Objective —
Return all lines where the word "badge" can be found.

Data extract —
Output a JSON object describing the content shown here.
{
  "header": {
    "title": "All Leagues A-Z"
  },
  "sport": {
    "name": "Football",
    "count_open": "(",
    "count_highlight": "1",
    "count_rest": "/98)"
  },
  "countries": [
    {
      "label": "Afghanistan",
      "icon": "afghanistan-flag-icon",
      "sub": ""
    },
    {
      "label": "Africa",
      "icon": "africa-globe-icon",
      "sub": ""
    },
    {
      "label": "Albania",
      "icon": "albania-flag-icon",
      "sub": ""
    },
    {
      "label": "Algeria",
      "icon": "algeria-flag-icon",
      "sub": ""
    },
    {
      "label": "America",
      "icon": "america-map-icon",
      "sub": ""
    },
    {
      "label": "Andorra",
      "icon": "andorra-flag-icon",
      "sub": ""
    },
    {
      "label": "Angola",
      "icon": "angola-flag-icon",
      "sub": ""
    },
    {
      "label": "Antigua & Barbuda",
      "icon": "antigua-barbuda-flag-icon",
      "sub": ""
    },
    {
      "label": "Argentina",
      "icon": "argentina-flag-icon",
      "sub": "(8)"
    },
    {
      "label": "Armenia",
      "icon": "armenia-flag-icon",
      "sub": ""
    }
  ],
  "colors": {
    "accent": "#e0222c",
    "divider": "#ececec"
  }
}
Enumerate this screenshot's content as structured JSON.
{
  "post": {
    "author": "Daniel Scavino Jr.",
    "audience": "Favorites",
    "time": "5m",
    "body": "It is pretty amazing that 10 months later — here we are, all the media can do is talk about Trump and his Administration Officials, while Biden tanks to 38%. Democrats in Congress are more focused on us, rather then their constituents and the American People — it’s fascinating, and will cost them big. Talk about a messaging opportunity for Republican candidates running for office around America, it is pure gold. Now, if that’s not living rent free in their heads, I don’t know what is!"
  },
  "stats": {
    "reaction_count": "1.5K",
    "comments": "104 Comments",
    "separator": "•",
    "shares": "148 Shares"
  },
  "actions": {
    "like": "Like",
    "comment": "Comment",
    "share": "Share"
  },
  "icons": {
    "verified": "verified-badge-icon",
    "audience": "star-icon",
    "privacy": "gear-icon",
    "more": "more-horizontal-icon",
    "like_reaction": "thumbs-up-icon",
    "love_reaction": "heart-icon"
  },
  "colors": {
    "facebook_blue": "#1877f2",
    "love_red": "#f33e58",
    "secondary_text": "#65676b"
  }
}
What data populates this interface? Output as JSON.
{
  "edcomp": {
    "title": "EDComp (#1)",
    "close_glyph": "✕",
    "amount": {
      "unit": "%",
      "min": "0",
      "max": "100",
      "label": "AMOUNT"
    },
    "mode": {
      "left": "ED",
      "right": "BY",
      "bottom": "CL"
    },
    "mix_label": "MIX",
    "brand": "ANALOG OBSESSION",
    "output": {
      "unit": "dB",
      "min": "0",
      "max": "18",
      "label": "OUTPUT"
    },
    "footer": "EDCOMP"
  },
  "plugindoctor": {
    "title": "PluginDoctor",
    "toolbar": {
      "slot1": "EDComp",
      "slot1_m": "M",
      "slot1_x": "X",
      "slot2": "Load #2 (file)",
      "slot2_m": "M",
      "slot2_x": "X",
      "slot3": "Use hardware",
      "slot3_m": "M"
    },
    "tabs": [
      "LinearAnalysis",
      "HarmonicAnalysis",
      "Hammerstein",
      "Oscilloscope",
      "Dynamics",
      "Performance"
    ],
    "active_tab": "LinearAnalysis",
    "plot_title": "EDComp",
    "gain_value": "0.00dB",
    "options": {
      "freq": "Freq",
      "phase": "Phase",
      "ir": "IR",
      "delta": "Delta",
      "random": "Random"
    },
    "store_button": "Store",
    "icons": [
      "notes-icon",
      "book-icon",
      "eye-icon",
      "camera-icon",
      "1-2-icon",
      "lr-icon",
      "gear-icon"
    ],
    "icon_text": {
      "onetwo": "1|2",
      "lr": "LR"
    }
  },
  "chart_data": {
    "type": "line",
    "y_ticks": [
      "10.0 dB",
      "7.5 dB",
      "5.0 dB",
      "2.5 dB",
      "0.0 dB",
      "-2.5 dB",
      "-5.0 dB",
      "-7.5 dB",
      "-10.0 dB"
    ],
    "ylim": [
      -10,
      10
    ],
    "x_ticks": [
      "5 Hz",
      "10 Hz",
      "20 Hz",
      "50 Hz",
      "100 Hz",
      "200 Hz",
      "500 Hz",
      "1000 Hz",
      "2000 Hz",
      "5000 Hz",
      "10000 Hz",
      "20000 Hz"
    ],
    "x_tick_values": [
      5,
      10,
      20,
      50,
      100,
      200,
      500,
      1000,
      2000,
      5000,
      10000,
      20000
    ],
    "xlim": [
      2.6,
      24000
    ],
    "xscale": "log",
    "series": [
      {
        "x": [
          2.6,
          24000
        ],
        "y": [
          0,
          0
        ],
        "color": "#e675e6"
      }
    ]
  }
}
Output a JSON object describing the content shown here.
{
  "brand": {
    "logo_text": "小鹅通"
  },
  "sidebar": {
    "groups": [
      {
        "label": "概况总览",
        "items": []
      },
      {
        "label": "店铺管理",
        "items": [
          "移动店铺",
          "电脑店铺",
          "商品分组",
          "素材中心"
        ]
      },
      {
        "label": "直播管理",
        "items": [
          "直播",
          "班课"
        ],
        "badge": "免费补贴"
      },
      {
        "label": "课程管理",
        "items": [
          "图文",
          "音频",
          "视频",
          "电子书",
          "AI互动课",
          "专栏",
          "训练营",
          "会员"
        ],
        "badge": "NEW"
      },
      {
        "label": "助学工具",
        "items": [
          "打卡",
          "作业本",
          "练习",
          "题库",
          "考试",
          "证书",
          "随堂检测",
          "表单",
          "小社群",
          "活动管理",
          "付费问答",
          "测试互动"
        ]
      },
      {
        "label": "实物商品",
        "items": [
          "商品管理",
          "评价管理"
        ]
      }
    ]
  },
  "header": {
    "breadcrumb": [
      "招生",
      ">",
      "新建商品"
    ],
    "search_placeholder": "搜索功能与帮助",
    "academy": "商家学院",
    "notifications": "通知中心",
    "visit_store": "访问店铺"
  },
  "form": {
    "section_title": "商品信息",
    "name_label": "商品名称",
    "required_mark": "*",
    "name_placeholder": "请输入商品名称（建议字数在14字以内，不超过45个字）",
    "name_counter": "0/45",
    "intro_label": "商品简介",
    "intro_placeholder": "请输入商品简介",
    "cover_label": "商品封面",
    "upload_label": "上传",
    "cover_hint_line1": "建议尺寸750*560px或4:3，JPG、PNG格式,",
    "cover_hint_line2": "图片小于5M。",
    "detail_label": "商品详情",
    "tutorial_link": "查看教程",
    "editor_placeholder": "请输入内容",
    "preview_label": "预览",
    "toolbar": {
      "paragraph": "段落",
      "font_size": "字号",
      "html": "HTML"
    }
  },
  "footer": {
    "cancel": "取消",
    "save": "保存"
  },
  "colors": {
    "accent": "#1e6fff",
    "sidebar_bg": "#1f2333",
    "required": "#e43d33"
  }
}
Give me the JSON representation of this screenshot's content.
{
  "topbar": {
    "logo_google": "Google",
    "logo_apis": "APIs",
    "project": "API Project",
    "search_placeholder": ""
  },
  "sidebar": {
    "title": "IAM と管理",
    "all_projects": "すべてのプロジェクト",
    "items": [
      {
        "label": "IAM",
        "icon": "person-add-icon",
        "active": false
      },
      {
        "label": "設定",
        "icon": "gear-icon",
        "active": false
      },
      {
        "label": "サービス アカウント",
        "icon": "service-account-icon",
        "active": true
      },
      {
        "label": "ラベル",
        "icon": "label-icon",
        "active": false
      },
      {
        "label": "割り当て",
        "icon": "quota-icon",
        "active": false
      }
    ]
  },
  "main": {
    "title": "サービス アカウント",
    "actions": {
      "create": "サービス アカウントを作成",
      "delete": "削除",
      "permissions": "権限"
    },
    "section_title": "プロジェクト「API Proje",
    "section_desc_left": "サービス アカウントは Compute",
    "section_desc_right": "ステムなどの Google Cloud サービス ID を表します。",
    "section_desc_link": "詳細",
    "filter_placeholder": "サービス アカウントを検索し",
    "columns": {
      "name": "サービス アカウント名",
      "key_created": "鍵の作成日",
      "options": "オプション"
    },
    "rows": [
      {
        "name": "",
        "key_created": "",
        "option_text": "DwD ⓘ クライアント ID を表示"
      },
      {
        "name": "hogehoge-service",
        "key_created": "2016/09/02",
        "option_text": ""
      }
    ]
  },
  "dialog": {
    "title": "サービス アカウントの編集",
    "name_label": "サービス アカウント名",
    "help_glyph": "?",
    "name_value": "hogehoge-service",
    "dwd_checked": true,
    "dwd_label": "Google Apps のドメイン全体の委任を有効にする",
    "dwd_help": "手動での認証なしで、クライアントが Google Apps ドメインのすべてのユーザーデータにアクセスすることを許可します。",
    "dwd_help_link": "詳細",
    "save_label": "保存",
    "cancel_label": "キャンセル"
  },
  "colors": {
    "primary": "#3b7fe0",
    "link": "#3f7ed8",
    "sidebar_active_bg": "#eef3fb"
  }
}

Finished answer —
    "verified": "verified-badge-icon",
        "badge": "免费补贴"
        "badge": "NEW"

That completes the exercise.